== THE DATA ==

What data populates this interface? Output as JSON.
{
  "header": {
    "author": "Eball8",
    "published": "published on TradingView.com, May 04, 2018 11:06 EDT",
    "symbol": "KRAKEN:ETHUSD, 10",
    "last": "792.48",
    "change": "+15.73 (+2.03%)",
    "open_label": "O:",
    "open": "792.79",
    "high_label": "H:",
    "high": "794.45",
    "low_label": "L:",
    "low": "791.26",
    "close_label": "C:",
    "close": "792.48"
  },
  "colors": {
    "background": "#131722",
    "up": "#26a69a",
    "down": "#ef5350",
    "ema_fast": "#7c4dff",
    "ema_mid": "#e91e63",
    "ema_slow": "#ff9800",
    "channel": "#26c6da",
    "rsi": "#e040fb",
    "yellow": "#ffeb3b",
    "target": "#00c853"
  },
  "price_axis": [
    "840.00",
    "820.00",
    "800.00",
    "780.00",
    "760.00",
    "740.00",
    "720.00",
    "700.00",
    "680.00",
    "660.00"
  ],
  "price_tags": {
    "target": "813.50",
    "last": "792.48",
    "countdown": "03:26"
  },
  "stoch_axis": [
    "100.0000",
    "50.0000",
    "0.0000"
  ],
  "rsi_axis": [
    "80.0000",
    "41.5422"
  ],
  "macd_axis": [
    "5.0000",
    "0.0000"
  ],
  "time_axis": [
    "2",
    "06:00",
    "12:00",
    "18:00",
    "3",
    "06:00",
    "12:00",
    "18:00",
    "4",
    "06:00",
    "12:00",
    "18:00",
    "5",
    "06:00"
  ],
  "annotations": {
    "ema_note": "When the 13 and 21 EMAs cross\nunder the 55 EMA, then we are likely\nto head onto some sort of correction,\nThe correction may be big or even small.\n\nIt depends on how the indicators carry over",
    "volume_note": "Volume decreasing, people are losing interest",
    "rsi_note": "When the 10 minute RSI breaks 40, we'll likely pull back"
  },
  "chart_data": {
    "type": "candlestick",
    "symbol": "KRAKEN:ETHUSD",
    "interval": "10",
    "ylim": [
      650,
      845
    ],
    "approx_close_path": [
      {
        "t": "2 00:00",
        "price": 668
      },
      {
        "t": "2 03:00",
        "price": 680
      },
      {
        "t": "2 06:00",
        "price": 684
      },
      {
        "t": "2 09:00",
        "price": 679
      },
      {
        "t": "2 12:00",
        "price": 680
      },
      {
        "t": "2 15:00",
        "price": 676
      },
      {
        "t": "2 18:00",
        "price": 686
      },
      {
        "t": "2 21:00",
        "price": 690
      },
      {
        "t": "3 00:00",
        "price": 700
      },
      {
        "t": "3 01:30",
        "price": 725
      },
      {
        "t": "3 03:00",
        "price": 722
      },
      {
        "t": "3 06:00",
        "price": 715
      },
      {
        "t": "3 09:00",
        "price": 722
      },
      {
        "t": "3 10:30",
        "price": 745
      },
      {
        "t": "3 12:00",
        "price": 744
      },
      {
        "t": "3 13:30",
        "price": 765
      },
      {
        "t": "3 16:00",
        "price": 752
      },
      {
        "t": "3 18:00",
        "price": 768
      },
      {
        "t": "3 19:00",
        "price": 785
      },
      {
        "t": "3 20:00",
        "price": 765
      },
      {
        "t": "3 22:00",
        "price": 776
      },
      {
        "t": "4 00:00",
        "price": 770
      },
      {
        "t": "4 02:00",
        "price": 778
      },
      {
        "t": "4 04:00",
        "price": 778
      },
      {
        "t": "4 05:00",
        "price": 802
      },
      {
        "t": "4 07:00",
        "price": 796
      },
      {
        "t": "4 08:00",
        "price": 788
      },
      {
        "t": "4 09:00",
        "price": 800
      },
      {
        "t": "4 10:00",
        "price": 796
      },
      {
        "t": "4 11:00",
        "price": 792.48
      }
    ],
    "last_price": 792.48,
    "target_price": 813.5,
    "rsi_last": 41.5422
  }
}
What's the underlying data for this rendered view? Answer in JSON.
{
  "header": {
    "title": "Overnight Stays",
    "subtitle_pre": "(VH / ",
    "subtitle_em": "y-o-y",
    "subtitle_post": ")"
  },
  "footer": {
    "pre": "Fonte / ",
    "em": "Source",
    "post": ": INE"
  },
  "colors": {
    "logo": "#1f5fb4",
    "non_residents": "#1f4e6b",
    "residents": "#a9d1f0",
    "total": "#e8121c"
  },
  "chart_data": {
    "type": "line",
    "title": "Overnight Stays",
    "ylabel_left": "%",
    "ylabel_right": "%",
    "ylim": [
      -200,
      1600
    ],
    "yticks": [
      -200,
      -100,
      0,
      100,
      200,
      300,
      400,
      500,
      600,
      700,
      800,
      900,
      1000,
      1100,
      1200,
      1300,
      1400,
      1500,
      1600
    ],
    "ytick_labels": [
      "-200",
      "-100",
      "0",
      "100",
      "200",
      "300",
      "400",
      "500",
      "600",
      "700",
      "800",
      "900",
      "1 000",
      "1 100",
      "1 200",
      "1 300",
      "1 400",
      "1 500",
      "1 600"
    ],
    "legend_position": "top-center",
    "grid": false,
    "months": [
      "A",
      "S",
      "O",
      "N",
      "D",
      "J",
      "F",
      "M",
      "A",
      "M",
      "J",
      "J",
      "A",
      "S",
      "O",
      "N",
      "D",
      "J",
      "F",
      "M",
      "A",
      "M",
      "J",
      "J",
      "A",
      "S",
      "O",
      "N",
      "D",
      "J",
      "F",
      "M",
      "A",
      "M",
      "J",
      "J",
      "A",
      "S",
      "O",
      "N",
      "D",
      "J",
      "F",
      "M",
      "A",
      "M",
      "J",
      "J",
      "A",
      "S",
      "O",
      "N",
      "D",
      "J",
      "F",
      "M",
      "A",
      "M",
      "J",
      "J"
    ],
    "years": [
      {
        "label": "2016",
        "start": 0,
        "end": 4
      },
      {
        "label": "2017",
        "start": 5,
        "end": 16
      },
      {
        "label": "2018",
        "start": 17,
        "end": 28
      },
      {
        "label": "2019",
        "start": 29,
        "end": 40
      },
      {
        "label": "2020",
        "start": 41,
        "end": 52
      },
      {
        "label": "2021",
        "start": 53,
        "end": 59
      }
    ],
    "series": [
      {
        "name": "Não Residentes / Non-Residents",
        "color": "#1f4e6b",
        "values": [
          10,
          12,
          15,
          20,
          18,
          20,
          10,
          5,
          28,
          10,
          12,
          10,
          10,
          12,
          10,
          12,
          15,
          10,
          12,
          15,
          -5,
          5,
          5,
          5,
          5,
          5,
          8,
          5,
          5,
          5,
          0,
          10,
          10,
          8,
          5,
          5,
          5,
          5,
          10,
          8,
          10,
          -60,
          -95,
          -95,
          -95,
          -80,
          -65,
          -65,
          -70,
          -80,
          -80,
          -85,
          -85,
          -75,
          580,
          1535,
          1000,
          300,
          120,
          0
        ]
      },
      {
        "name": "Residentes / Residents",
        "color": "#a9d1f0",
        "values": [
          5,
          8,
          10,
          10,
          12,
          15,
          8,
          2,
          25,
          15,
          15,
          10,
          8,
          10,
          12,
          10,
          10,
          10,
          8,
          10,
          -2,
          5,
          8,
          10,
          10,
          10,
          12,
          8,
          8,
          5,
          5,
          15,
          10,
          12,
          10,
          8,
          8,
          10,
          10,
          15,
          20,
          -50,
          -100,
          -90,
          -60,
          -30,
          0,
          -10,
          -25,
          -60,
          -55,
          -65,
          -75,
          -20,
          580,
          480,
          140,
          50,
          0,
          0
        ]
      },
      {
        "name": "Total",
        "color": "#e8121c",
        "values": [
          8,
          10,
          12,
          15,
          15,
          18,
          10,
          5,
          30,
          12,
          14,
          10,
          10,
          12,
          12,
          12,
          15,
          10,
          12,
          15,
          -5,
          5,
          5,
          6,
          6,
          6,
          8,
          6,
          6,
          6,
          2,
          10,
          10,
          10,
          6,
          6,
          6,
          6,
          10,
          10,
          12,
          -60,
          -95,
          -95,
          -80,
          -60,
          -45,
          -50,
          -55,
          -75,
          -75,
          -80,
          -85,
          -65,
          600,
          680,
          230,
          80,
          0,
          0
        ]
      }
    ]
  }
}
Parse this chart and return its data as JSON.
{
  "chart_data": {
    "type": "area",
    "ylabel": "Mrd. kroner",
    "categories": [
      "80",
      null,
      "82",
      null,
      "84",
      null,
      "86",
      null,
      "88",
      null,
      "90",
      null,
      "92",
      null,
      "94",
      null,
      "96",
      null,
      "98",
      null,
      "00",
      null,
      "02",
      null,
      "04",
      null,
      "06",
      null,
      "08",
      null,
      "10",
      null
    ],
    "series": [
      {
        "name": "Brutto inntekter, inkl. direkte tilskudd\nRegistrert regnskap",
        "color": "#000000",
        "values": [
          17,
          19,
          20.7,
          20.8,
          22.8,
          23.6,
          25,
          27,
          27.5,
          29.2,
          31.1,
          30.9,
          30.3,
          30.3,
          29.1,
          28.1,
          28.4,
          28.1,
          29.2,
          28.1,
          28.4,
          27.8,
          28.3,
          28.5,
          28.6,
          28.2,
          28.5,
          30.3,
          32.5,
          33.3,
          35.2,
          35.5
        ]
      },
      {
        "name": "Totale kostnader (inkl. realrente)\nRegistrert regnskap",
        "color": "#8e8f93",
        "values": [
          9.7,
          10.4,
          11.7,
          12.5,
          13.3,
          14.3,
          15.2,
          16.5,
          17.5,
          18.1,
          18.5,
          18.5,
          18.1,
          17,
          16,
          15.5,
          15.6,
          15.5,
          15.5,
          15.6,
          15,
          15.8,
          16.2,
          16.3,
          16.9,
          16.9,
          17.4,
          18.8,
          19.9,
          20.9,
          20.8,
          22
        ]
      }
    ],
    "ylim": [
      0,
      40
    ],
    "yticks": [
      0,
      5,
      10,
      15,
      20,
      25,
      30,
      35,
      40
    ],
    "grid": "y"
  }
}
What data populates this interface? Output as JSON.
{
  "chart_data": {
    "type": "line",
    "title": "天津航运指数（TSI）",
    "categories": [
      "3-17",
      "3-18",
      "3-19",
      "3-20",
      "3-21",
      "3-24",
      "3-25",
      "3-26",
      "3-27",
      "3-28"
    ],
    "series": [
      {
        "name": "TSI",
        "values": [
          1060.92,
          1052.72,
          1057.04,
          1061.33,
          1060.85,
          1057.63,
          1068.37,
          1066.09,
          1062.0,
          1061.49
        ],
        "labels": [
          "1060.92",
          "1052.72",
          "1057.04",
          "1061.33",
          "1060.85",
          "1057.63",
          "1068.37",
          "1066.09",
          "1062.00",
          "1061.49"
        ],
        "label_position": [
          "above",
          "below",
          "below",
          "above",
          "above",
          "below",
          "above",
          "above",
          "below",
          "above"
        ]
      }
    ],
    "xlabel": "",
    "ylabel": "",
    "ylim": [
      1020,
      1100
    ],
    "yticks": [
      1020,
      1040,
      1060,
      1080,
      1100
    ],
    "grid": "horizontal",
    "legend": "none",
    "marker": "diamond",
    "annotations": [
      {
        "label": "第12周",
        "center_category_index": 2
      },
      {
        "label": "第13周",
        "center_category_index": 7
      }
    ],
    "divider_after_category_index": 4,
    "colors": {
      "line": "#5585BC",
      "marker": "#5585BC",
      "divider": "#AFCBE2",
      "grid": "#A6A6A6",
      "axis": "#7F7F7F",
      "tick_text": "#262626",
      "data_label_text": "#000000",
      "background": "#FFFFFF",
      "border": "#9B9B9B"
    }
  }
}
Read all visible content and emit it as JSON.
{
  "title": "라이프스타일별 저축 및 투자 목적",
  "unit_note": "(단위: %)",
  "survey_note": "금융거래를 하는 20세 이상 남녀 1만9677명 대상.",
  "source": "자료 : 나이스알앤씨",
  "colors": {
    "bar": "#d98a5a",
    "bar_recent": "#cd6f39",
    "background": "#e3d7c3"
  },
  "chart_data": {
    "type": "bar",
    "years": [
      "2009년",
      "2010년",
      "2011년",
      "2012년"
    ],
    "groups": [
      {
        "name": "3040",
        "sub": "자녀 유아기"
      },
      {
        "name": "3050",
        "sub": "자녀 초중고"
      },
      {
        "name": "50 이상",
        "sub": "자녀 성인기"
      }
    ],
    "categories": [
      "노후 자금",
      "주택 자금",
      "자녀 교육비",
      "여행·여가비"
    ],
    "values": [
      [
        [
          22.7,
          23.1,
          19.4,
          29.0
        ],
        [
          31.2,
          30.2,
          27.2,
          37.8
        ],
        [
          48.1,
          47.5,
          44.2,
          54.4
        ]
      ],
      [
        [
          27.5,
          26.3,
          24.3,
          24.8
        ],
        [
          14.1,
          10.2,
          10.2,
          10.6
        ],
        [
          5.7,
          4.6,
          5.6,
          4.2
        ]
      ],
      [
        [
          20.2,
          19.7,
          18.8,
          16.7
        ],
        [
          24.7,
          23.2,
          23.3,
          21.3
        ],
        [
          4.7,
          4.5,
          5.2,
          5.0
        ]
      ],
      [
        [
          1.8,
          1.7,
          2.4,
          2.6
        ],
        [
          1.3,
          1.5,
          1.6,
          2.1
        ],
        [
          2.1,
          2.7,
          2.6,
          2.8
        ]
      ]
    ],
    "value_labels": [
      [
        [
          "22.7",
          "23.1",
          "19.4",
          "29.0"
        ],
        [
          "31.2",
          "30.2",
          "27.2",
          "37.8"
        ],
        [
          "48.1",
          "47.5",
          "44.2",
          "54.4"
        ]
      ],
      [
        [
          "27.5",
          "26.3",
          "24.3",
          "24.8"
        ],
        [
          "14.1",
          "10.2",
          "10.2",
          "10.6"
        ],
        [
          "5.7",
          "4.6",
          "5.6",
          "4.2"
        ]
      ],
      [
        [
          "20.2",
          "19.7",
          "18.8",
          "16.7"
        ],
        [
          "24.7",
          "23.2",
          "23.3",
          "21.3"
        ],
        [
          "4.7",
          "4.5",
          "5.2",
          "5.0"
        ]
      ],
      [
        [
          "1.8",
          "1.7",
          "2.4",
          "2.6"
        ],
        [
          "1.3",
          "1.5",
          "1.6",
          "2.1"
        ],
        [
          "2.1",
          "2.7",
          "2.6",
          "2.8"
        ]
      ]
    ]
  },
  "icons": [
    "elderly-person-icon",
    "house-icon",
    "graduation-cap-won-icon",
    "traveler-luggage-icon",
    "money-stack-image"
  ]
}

===

* **THE PROBLEM**
Copy every line above that includes the string "regnskap".

* **TASK RESPONSE**
        "name": "Brutto inntekter, inkl. direkte tilskudd\nRegistrert regnskap",
        "name": "Totale kostnader (inkl. realrente)\nRegistrert regnskap",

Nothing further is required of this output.